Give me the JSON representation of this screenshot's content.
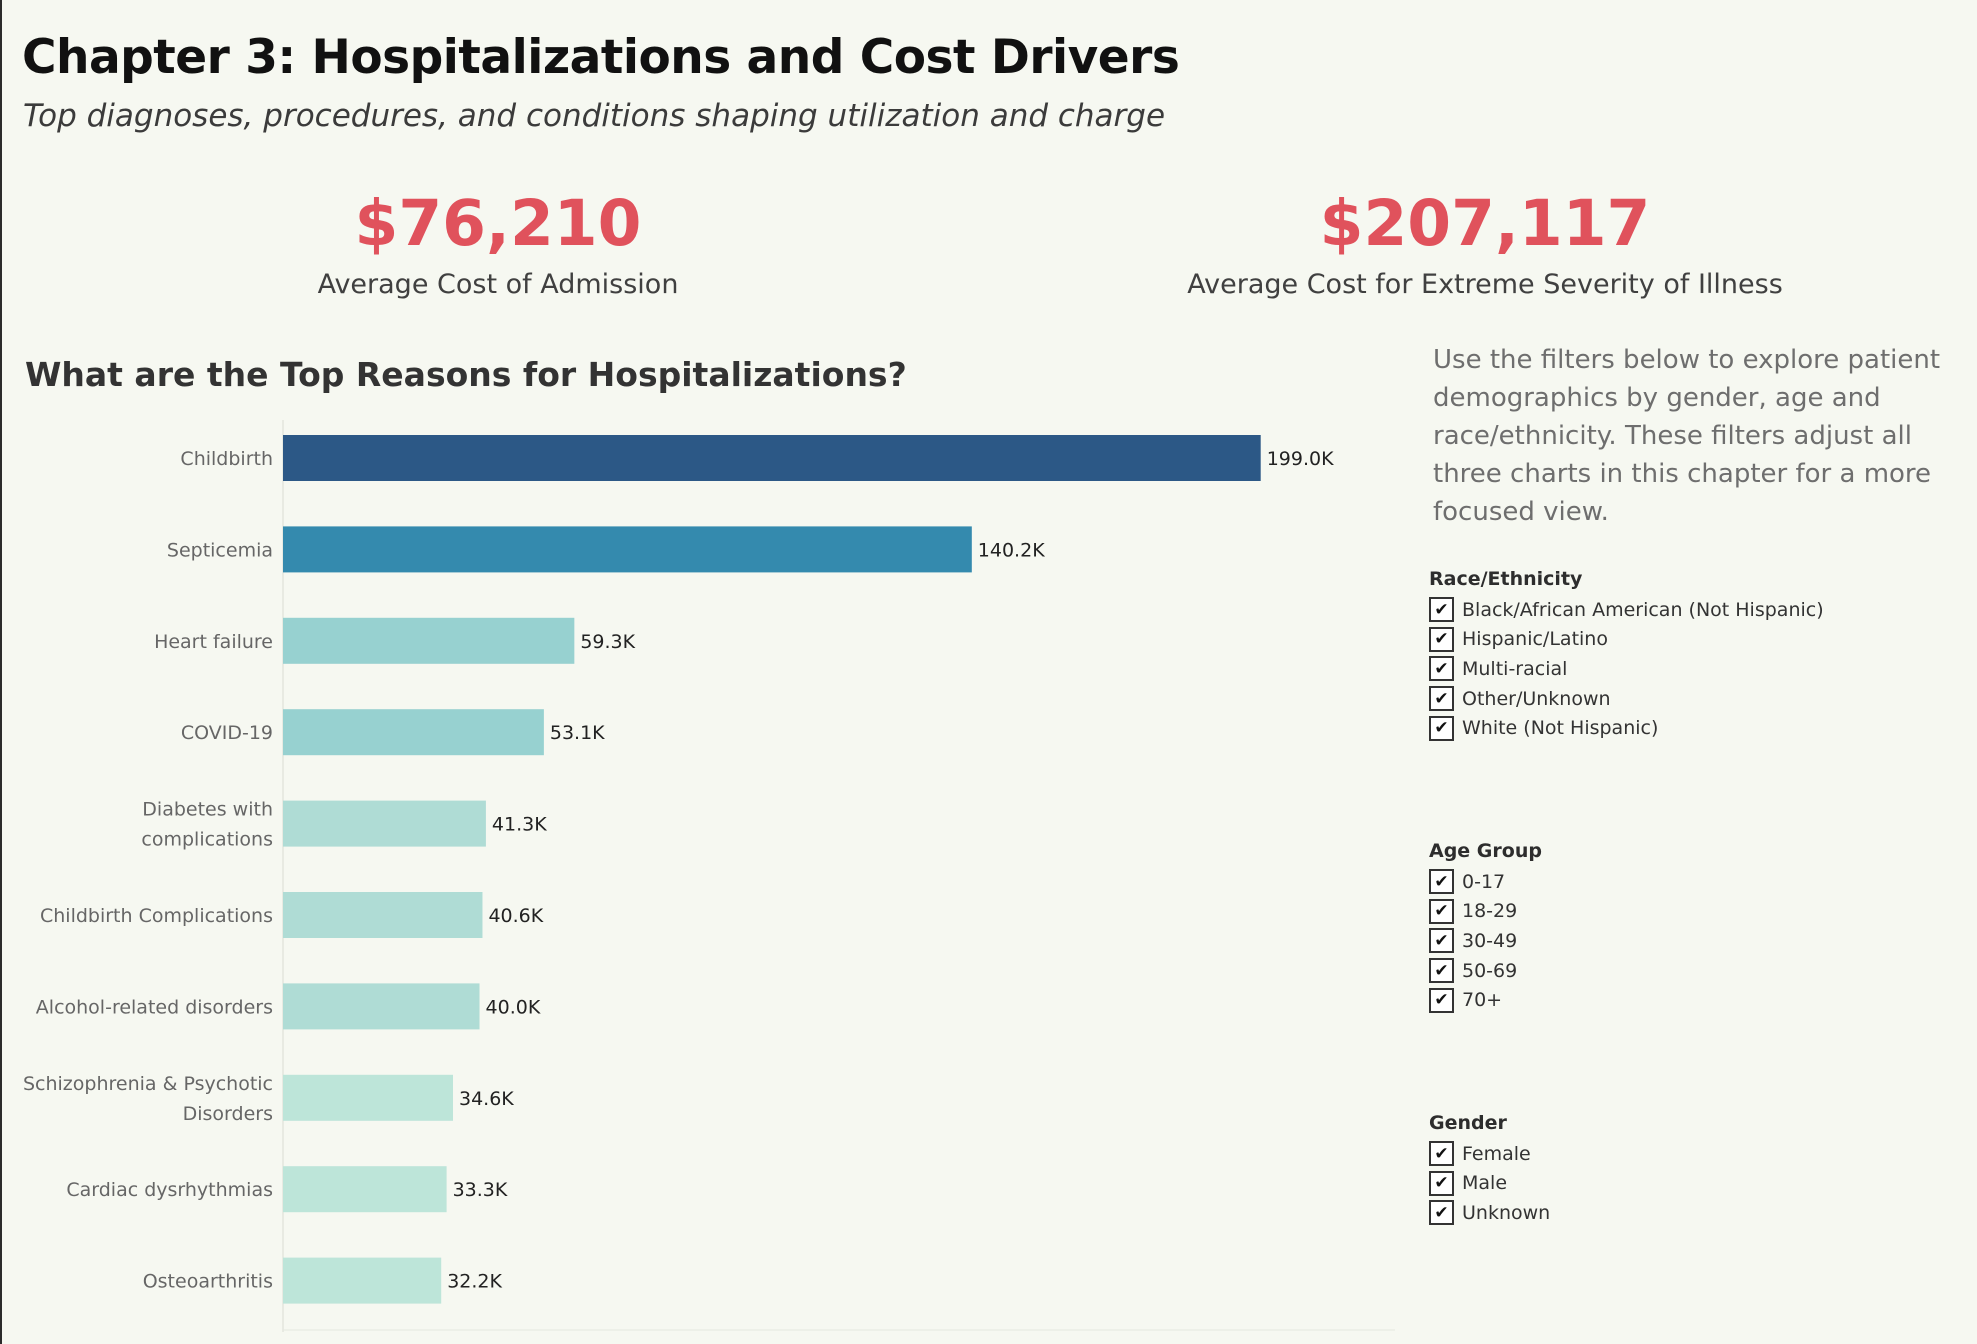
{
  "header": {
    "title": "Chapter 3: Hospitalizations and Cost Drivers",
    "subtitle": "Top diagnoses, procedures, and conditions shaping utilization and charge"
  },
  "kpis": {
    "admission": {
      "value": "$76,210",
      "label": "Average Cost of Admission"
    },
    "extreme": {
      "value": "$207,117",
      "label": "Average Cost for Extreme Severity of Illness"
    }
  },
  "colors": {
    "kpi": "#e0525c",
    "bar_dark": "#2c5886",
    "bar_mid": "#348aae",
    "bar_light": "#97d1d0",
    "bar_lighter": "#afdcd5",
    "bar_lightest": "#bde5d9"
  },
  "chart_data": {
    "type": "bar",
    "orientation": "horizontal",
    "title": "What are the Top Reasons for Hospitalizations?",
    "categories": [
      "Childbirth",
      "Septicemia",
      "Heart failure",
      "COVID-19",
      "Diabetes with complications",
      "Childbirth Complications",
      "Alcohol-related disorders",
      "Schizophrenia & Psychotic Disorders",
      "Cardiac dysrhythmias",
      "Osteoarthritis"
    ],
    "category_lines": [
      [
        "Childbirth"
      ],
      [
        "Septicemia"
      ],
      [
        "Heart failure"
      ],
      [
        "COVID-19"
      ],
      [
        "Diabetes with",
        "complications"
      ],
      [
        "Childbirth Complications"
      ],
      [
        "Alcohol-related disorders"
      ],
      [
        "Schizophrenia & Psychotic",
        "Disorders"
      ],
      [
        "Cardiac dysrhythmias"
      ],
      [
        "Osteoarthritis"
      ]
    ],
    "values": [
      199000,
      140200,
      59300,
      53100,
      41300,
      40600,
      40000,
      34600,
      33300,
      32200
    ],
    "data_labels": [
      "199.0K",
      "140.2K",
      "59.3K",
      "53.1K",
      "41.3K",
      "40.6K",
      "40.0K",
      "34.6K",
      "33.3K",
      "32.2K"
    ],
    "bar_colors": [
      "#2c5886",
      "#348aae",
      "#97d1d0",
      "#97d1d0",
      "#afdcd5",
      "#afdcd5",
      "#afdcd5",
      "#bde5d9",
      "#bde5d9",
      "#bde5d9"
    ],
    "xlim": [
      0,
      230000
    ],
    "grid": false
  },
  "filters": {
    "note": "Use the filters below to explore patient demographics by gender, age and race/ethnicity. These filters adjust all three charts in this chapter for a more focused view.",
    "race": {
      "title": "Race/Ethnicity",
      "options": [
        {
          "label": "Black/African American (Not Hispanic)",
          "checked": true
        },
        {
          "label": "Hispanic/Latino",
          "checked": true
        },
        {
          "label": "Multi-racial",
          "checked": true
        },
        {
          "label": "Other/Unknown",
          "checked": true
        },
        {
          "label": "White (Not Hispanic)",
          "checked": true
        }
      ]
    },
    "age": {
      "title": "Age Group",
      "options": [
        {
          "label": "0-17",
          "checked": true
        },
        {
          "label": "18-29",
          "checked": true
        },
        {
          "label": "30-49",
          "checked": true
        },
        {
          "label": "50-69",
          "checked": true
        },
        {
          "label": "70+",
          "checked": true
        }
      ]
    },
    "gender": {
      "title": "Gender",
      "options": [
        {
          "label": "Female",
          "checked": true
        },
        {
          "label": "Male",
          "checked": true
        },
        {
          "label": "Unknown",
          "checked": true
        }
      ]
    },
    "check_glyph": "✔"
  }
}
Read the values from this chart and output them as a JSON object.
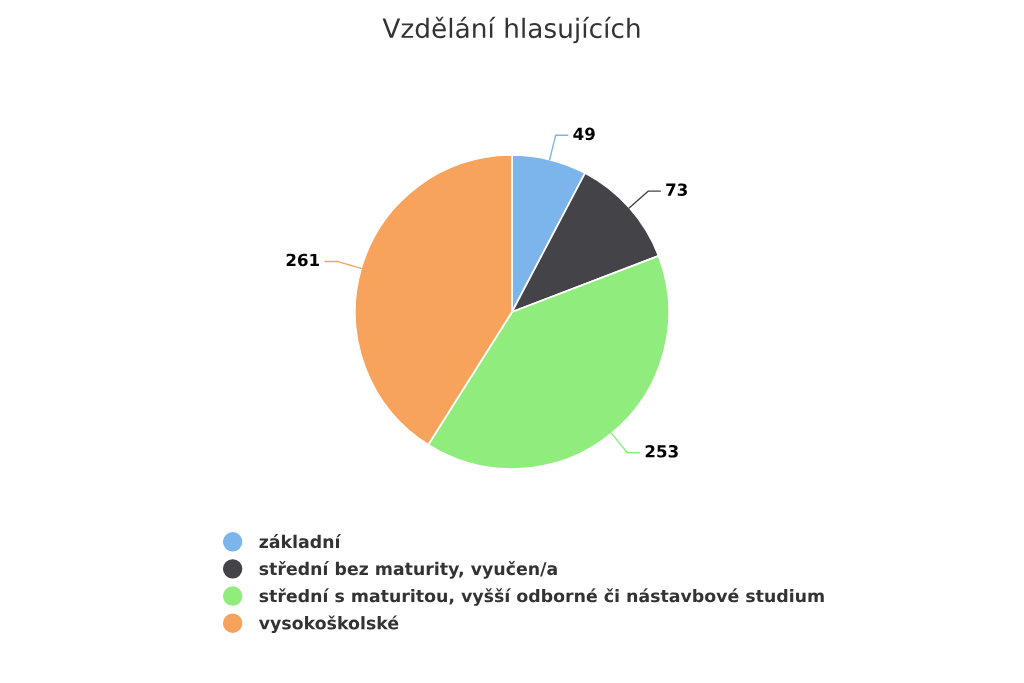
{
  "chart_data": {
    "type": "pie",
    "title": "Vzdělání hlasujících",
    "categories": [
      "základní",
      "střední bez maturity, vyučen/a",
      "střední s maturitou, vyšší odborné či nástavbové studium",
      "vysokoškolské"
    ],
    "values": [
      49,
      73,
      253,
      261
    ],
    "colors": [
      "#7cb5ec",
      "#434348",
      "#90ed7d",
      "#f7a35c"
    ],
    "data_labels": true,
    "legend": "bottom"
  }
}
++++++++
▶ [Stated problem] Show every line from the listing above in which the string "Cost" appears.

▶ [The result]
    "title": "Chapter 3: Hospitalizations and Cost Drivers",
      "label": "Average Cost of Admission"
      "label": "Average Cost for Extreme Severity of Illness"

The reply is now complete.